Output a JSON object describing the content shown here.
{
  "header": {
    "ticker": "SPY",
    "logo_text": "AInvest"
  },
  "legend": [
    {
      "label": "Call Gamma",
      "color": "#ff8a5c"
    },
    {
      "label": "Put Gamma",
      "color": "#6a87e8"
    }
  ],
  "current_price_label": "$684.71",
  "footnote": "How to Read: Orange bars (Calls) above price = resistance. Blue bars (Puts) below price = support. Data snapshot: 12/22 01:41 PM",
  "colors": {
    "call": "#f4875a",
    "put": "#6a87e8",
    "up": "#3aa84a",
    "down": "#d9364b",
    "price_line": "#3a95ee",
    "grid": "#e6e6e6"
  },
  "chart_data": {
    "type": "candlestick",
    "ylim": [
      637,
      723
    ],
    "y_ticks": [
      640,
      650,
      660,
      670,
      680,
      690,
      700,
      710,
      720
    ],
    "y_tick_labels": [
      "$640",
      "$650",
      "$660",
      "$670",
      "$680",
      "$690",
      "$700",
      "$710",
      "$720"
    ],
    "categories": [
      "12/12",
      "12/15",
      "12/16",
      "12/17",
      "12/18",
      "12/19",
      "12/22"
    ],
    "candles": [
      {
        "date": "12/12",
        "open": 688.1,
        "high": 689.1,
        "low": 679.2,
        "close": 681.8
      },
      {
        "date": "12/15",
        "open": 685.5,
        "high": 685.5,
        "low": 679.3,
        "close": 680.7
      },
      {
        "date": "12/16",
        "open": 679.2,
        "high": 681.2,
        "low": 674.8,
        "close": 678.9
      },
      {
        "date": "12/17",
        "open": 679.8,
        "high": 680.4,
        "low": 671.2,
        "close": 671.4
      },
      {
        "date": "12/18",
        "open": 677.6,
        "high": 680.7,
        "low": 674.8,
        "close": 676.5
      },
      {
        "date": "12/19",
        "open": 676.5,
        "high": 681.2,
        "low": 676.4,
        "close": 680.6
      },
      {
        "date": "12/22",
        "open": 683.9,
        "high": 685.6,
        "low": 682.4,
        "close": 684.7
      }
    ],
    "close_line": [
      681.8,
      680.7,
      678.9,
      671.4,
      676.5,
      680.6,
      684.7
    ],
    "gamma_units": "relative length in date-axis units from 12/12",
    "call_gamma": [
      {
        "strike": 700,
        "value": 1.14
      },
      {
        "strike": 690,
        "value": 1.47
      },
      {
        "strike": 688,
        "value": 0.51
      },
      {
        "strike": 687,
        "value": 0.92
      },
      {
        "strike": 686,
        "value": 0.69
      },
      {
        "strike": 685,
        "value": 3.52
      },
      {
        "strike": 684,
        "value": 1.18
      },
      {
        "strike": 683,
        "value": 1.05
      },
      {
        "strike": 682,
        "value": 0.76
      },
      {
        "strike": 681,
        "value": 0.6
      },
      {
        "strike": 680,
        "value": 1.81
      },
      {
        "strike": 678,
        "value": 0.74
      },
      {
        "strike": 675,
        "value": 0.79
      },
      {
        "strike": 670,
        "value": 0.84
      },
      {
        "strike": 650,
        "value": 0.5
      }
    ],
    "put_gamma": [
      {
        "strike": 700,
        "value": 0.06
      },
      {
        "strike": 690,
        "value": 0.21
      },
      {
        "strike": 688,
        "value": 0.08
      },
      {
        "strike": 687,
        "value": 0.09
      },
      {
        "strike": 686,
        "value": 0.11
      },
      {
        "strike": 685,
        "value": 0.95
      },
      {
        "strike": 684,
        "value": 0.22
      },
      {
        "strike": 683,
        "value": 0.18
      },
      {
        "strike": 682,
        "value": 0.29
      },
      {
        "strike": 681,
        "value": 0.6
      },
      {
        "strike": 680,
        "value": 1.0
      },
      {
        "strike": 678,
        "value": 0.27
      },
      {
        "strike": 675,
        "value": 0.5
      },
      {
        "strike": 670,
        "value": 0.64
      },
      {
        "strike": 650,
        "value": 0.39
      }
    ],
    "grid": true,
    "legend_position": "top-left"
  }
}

- [Given task]: Your answer should be one number: the count of lines in the data above that include the word "open".

- [Task answer]: 7